Dataset items:
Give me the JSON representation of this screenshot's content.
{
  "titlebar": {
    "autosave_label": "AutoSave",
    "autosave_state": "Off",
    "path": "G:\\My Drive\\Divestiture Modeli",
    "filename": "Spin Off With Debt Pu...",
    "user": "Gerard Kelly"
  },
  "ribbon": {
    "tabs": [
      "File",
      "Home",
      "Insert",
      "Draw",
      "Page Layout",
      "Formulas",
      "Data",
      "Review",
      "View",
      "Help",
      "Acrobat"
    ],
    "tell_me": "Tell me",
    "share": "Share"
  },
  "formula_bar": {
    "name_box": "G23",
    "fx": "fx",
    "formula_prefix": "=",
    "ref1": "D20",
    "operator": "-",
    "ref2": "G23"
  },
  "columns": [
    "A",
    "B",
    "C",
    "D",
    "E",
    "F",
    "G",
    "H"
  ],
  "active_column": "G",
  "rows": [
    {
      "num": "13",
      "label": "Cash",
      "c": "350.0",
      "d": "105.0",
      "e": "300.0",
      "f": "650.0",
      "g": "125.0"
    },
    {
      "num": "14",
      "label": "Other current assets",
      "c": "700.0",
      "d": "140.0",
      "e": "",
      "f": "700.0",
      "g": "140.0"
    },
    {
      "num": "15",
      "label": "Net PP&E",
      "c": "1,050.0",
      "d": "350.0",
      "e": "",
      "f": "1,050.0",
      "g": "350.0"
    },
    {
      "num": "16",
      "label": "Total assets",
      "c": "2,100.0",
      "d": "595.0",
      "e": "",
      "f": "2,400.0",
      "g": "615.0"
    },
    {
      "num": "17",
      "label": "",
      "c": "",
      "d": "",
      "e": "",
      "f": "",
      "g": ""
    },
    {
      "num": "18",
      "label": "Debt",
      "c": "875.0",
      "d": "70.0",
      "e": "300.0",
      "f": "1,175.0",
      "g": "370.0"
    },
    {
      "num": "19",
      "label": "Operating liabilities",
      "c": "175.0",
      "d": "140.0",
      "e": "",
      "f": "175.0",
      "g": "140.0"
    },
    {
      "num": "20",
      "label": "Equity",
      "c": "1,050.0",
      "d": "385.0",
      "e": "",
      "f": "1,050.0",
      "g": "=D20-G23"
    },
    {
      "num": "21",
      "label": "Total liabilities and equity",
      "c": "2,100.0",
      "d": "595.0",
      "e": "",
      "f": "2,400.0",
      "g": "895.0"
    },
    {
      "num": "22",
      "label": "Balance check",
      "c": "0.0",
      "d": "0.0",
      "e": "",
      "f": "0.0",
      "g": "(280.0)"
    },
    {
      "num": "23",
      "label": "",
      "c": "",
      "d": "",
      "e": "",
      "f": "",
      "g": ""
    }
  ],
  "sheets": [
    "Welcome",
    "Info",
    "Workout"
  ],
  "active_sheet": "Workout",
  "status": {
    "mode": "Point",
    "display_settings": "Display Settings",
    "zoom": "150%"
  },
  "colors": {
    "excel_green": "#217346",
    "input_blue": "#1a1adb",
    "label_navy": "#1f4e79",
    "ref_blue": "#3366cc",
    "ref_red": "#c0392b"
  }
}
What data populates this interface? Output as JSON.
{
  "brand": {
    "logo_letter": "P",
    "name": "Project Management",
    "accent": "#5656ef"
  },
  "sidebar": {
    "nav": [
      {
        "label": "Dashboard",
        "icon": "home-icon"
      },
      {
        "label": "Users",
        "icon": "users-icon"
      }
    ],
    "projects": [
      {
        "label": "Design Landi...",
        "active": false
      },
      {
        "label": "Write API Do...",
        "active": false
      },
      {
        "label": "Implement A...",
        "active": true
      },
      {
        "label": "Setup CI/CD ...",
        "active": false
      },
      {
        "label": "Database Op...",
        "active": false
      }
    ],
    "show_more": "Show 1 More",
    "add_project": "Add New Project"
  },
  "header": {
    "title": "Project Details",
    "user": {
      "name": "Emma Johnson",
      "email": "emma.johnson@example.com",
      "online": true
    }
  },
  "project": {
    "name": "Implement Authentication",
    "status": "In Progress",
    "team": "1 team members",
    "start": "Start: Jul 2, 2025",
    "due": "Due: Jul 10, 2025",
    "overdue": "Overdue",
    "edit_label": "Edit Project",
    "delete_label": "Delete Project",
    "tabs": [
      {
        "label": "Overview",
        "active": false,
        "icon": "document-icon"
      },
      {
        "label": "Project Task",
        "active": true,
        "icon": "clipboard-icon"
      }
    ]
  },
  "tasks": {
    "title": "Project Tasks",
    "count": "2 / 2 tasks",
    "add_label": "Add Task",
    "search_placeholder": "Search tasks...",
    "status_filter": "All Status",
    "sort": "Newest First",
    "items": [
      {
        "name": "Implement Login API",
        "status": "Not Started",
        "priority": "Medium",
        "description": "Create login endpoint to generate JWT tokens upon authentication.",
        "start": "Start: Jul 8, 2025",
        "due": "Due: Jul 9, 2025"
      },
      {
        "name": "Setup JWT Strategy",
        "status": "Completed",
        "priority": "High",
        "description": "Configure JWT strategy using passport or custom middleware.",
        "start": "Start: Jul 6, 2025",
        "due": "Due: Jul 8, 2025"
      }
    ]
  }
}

#### Stated exercise:
Write out the whole listing exactly.

#### Answer:
Give me the JSON representation of this screenshot's content.
{
  "titlebar": {
    "autosave_label": "AutoSave",
    "autosave_state": "Off",
    "path": "G:\\My Drive\\Divestiture Modeli",
    "filename": "Spin Off With Debt Pu...",
    "user": "Gerard Kelly"
  },
  "ribbon": {
    "tabs": [
      "File",
      "Home",
      "Insert",
      "Draw",
      "Page Layout",
      "Formulas",
      "Data",
      "Review",
      "View",
      "Help",
      "Acrobat"
    ],
    "tell_me": "Tell me",
    "share": "Share"
  },
  "formula_bar": {
    "name_box": "G23",
    "fx": "fx",
    "formula_prefix": "=",
    "ref1": "D20",
    "operator": "-",
    "ref2": "G23"
  },
  "columns": [
    "A",
    "B",
    "C",
    "D",
    "E",
    "F",
    "G",
    "H"
  ],
  "active_column": "G",
  "rows": [
    {
      "num": "13",
      "label": "Cash",
      "c": "350.0",
      "d": "105.0",
      "e": "300.0",
      "f": "650.0",
      "g": "125.0"
    },
    {
      "num": "14",
      "label": "Other current assets",
      "c": "700.0",
      "d": "140.0",
      "e": "",
      "f": "700.0",
      "g": "140.0"
    },
    {
      "num": "15",
      "label": "Net PP&E",
      "c": "1,050.0",
      "d": "350.0",
      "e": "",
      "f": "1,050.0",
      "g": "350.0"
    },
    {
      "num": "16",
      "label": "Total assets",
      "c": "2,100.0",
      "d": "595.0",
      "e": "",
      "f": "2,400.0",
      "g": "615.0"
    },
    {
      "num": "17",
      "label": "",
      "c": "",
      "d": "",
      "e": "",
      "f": "",
      "g": ""
    },
    {
      "num": "18",
      "label": "Debt",
      "c": "875.0",
      "d": "70.0",
      "e": "300.0",
      "f": "1,175.0",
      "g": "370.0"
    },
    {
      "num": "19",
      "label": "Operating liabilities",
      "c": "175.0",
      "d": "140.0",
      "e": "",
      "f": "175.0",
      "g": "140.0"
    },
    {
      "num": "20",
      "label": "Equity",
      "c": "1,050.0",
      "d": "385.0",
      "e": "",
      "f": "1,050.0",
      "g": "=D20-G23"
    },
    {
      "num": "21",
      "label": "Total liabilities and equity",
      "c": "2,100.0",
      "d": "595.0",
      "e": "",
      "f": "2,400.0",
      "g": "895.0"
    },
    {
      "num": "22",
      "label": "Balance check",
      "c": "0.0",
      "d": "0.0",
      "e": "",
      "f": "0.0",
      "g": "(280.0)"
    },
    {
      "num": "23",
      "label": "",
      "c": "",
      "d": "",
      "e": "",
      "f": "",
      "g": ""
    }
  ],
  "sheets": [
    "Welcome",
    "Info",
    "Workout"
  ],
  "active_sheet": "Workout",
  "status": {
    "mode": "Point",
    "display_settings": "Display Settings",
    "zoom": "150%"
  },
  "colors": {
    "excel_green": "#217346",
    "input_blue": "#1a1adb",
    "label_navy": "#1f4e79",
    "ref_blue": "#3366cc",
    "ref_red": "#c0392b"
  }
}
What data populates this interface? Output as JSON.
{
  "brand": {
    "logo_letter": "P",
    "name": "Project Management",
    "accent": "#5656ef"
  },
  "sidebar": {
    "nav": [
      {
        "label": "Dashboard",
        "icon": "home-icon"
      },
      {
        "label": "Users",
        "icon": "users-icon"
      }
    ],
    "projects": [
      {
        "label": "Design Landi...",
        "active": false
      },
      {
        "label": "Write API Do...",
        "active": false
      },
      {
        "label": "Implement A...",
        "active": true
      },
      {
        "label": "Setup CI/CD ...",
        "active": false
      },
      {
        "label": "Database Op...",
        "active": false
      }
    ],
    "show_more": "Show 1 More",
    "add_project": "Add New Project"
  },
  "header": {
    "title": "Project Details",
    "user": {
      "name": "Emma Johnson",
      "email": "emma.johnson@example.com",
      "online": true
    }
  },
  "project": {
    "name": "Implement Authentication",
    "status": "In Progress",
    "team": "1 team members",
    "start": "Start: Jul 2, 2025",
    "due": "Due: Jul 10, 2025",
    "overdue": "Overdue",
    "edit_label": "Edit Project",
    "delete_label": "Delete Project",
    "tabs": [
      {
        "label": "Overview",
        "active": false,
        "icon": "document-icon"
      },
      {
        "label": "Project Task",
        "active": true,
        "icon": "clipboard-icon"
      }
    ]
  },
  "tasks": {
    "title": "Project Tasks",
    "count": "2 / 2 tasks",
    "add_label": "Add Task",
    "search_placeholder": "Search tasks...",
    "status_filter": "All Status",
    "sort": "Newest First",
    "items": [
      {
        "name": "Implement Login API",
        "status": "Not Started",
        "priority": "Medium",
        "description": "Create login endpoint to generate JWT tokens upon authentication.",
        "start": "Start: Jul 8, 2025",
        "due": "Due: Jul 9, 2025"
      },
      {
        "name": "Setup JWT Strategy",
        "status": "Completed",
        "priority": "High",
        "description": "Configure JWT strategy using passport or custom middleware.",
        "start": "Start: Jul 6, 2025",
        "due": "Due: Jul 8, 2025"
      }
    ]
  }
}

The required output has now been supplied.